Goal of the exercise: The listing beneath should be written out in full, exactly as shown.

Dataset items
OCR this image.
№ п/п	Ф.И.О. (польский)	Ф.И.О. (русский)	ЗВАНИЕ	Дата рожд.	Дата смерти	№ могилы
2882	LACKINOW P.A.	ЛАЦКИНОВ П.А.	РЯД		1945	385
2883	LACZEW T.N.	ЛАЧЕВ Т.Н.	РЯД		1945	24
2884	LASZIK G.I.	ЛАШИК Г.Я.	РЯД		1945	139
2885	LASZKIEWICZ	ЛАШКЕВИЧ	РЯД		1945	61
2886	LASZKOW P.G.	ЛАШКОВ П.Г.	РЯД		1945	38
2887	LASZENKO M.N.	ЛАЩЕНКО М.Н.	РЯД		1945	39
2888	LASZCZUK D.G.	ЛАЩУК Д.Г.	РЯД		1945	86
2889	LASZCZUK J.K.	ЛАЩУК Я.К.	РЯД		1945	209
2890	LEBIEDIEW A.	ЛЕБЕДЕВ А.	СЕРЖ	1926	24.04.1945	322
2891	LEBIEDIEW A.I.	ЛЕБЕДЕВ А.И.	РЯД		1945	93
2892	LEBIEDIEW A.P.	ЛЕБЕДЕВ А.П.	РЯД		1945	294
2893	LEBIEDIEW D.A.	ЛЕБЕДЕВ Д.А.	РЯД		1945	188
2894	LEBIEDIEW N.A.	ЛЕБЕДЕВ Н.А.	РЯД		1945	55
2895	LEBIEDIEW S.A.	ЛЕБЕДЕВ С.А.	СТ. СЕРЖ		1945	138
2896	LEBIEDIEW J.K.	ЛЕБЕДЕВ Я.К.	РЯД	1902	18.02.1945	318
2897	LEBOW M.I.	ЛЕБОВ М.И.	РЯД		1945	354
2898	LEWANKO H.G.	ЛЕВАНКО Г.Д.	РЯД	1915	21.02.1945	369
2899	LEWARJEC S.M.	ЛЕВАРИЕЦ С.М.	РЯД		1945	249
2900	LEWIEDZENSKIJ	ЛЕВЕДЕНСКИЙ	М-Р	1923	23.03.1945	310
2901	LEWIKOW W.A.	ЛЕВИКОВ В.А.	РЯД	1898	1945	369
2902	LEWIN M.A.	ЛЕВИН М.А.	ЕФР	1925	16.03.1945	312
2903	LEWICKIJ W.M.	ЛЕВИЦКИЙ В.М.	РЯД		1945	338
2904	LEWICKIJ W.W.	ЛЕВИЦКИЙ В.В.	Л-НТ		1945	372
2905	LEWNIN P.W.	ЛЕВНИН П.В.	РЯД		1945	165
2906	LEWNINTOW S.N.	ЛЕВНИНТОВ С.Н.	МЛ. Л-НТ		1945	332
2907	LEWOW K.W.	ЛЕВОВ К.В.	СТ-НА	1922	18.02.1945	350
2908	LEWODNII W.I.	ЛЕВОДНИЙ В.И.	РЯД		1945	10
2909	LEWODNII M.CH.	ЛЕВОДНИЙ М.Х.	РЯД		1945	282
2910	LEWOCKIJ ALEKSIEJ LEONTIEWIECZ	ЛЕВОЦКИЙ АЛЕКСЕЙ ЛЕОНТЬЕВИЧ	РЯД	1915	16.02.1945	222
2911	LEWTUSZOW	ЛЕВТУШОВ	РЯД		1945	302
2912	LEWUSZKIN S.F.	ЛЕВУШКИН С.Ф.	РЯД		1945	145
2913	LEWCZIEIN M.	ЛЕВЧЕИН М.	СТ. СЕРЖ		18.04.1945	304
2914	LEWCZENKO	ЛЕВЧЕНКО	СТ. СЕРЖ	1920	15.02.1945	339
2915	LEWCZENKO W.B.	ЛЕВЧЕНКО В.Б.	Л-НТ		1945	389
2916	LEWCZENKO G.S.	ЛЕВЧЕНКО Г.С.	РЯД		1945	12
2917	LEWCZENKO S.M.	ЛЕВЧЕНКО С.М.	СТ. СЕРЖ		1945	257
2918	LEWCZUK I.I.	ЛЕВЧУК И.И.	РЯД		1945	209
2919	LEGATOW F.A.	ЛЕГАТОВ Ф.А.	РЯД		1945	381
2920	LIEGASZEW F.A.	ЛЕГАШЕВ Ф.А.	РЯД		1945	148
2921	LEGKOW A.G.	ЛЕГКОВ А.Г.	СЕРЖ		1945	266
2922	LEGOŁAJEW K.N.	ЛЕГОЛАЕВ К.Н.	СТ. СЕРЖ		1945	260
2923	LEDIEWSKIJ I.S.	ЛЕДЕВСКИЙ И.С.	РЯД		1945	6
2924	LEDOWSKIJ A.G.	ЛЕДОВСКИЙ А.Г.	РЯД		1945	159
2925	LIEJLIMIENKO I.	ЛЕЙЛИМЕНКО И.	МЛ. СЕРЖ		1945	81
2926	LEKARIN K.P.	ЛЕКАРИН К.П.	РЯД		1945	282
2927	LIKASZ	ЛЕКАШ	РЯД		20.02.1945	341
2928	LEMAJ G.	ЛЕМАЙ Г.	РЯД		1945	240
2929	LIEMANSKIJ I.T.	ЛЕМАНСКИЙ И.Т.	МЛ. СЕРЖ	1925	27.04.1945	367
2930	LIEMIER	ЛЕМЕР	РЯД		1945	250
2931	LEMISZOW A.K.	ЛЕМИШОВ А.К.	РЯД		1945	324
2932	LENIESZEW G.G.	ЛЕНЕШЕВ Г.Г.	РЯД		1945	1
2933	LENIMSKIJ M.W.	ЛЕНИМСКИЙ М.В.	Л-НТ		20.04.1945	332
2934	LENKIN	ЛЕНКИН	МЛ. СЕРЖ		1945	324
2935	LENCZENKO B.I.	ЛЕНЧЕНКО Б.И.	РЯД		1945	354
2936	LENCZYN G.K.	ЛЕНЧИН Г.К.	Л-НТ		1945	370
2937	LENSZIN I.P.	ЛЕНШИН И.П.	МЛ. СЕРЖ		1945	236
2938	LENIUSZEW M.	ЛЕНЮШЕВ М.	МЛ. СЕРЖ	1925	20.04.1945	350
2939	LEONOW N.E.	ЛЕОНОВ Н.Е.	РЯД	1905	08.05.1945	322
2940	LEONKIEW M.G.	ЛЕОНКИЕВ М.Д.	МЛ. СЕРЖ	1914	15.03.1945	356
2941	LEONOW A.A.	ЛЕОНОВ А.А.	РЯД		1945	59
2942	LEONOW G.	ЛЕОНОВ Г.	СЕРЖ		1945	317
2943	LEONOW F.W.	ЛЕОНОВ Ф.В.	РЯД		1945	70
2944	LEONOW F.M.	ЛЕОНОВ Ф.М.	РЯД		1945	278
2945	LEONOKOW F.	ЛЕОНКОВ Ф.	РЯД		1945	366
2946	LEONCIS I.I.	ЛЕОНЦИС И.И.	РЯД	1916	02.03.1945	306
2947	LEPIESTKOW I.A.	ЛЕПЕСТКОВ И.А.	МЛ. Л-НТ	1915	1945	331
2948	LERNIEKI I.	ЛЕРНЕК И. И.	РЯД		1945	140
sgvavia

Answer below:
OCR this image.
№ п/п	Ф.И.О. (польский)	Ф.И.О. (русский)	ЗВАНИЕ	Дата рожд.	Дата смерти	№ могилы
2882	LACKINOW P.A.	ЛАЦКИНОВ П.А.	РЯД		1945	385
2883	LACZEW T.N.	ЛАЧЕВ Т.Н.	РЯД		1945	24
2884	LASZIK G.I.	ЛАШИК Г.Я.	РЯД		1945	139
2885	LASZKIEWICZ	ЛАШКЕВИЧ	РЯД		1945	61
2886	LASZKOW P.G.	ЛАШКОВ П.Г.	РЯД		1945	38
2887	LASZENKO M.N.	ЛАЩЕНКО М.Н.	РЯД		1945	39
2888	LASZCZUK D.G.	ЛАЩУК Д.Г.	РЯД		1945	86
2889	LASZCZUK J.K.	ЛАЩУК Я.К.	РЯД		1945	209
2890	LEBIEDIEW A.	ЛЕБЕДЕВ А.	СЕРЖ	1926	24.04.1945	322
2891	LEBIEDIEW A.I.	ЛЕБЕДЕВ А.И.	РЯД		1945	93
2892	LEBIEDIEW A.P.	ЛЕБЕДЕВ А.П.	РЯД		1945	294
2893	LEBIEDIEW D.A.	ЛЕБЕДЕВ Д.А.	РЯД		1945	188
2894	LEBIEDIEW N.A.	ЛЕБЕДЕВ Н.А.	РЯД		1945	55
2895	LEBIEDIEW S.A.	ЛЕБЕДЕВ С.А.	СТ. СЕРЖ		1945	138
2896	LEBIEDIEW J.K.	ЛЕБЕДЕВ Я.К.	РЯД	1902	18.02.1945	318
2897	LEBOW M.I.	ЛЕБОВ М.И.	РЯД		1945	354
2898	LEWANKO H.G.	ЛЕВАНКО Г.Д.	РЯД	1915	21.02.1945	369
2899	LEWARJEC S.M.	ЛЕВАРИЕЦ С.М.	РЯД		1945	249
2900	LEWIEDZENSKIJ	ЛЕВЕДЕНСКИЙ	М-Р	1923	23.03.1945	310
2901	LEWIKOW W.A.	ЛЕВИКОВ В.А.	РЯД	1898	1945	369
2902	LEWIN M.A.	ЛЕВИН М.А.	ЕФР	1925	16.03.1945	312
2903	LEWICKIJ W.M.	ЛЕВИЦКИЙ В.М.	РЯД		1945	338
2904	LEWICKIJ W.W.	ЛЕВИЦКИЙ В.В.	Л-НТ		1945	372
2905	LEWNIN P.W.	ЛЕВНИН П.В.	РЯД		1945	165
2906	LEWNINTOW S.N.	ЛЕВНИНТОВ С.Н.	МЛ. Л-НТ		1945	332
2907	LEWOW K.W.	ЛЕВОВ К.В.	СТ-НА	1922	18.02.1945	350
2908	LEWODNII W.I.	ЛЕВОДНИЙ В.И.	РЯД		1945	10
2909	LEWODNII M.CH.	ЛЕВОДНИЙ М.Х.	РЯД		1945	282
2910	LEWOCKIJ ALEKSIEJ LEONTIEWIECZ	ЛЕВОЦКИЙ АЛЕКСЕЙ ЛЕОНТЬЕВИЧ	РЯД	1915	16.02.1945	222
2911	LEWTUSZOW	ЛЕВТУШОВ	РЯД		1945	302
2912	LEWUSZKIN S.F.	ЛЕВУШКИН С.Ф.	РЯД		1945	145
2913	LEWCZIEIN M.	ЛЕВЧЕИН М.	СТ. СЕРЖ		18.04.1945	304
2914	LEWCZENKO	ЛЕВЧЕНКО	СТ. СЕРЖ	1920	15.02.1945	339
2915	LEWCZENKO W.B.	ЛЕВЧЕНКО В.Б.	Л-НТ		1945	389
2916	LEWCZENKO G.S.	ЛЕВЧЕНКО Г.С.	РЯД		1945	12
2917	LEWCZENKO S.M.	ЛЕВЧЕНКО С.М.	СТ. СЕРЖ		1945	257
2918	LEWCZUK I.I.	ЛЕВЧУК И.И.	РЯД		1945	209
2919	LEGATOW F.A.	ЛЕГАТОВ Ф.А.	РЯД		1945	381
2920	LIEGASZEW F.A.	ЛЕГАШЕВ Ф.А.	РЯД		1945	148
2921	LEGKOW A.G.	ЛЕГКОВ А.Г.	СЕРЖ		1945	266
2922	LEGOŁAJEW K.N.	ЛЕГОЛАЕВ К.Н.	СТ. СЕРЖ		1945	260
2923	LEDIEWSKIJ I.S.	ЛЕДЕВСКИЙ И.С.	РЯД		1945	6
2924	LEDOWSKIJ A.G.	ЛЕДОВСКИЙ А.Г.	РЯД		1945	159
2925	LIEJLIMIENKO I.	ЛЕЙЛИМЕНКО И.	МЛ. СЕРЖ		1945	81
2926	LEKARIN K.P.	ЛЕКАРИН К.П.	РЯД		1945	282
2927	LIKASZ	ЛЕКАШ	РЯД		20.02.1945	341
2928	LEMAJ G.	ЛЕМАЙ Г.	РЯД		1945	240
2929	LIEMANSKIJ I.T.	ЛЕМАНСКИЙ И.Т.	МЛ. СЕРЖ	1925	27.04.1945	367
2930	LIEMIER	ЛЕМЕР	РЯД		1945	250
2931	LEMISZOW A.K.	ЛЕМИШОВ А.К.	РЯД		1945	324
2932	LENIESZEW G.G.	ЛЕНЕШЕВ Г.Г.	РЯД		1945	1
2933	LENIMSKIJ M.W.	ЛЕНИМСКИЙ М.В.	Л-НТ		20.04.1945	332
2934	LENKIN	ЛЕНКИН	МЛ. СЕРЖ		1945	324
2935	LENCZENKO B.I.	ЛЕНЧЕНКО Б.И.	РЯД		1945	354
2936	LENCZYN G.K.	ЛЕНЧИН Г.К.	Л-НТ		1945	370
2937	LENSZIN I.P.	ЛЕНШИН И.П.	МЛ. СЕРЖ		1945	236
2938	LENIUSZEW M.	ЛЕНЮШЕВ М.	МЛ. СЕРЖ	1925	20.04.1945	350
2939	LEONOW N.E.	ЛЕОНОВ Н.Е.	РЯД	1905	08.05.1945	322
2940	LEONKIEW M.G.	ЛЕОНКИЕВ М.Д.	МЛ. СЕРЖ	1914	15.03.1945	356
2941	LEONOW A.A.	ЛЕОНОВ А.А.	РЯД		1945	59
2942	LEONOW G.	ЛЕОНОВ Г.	СЕРЖ		1945	317
2943	LEONOW F.W.	ЛЕОНОВ Ф.В.	РЯД		1945	70
2944	LEONOW F.M.	ЛЕОНОВ Ф.М.	РЯД		1945	278
2945	LEONOKOW F.	ЛЕОНКОВ Ф.	РЯД		1945	366
2946	LEONCIS I.I.	ЛЕОНЦИС И.И.	РЯД	1916	02.03.1945	306
2947	LEPIESTKOW I.A.	ЛЕПЕСТКОВ И.А.	МЛ. Л-НТ	1915	1945	331
2948	LERNIEKI I.	ЛЕРНЕК И. И.	РЯД		1945	140
sgvavia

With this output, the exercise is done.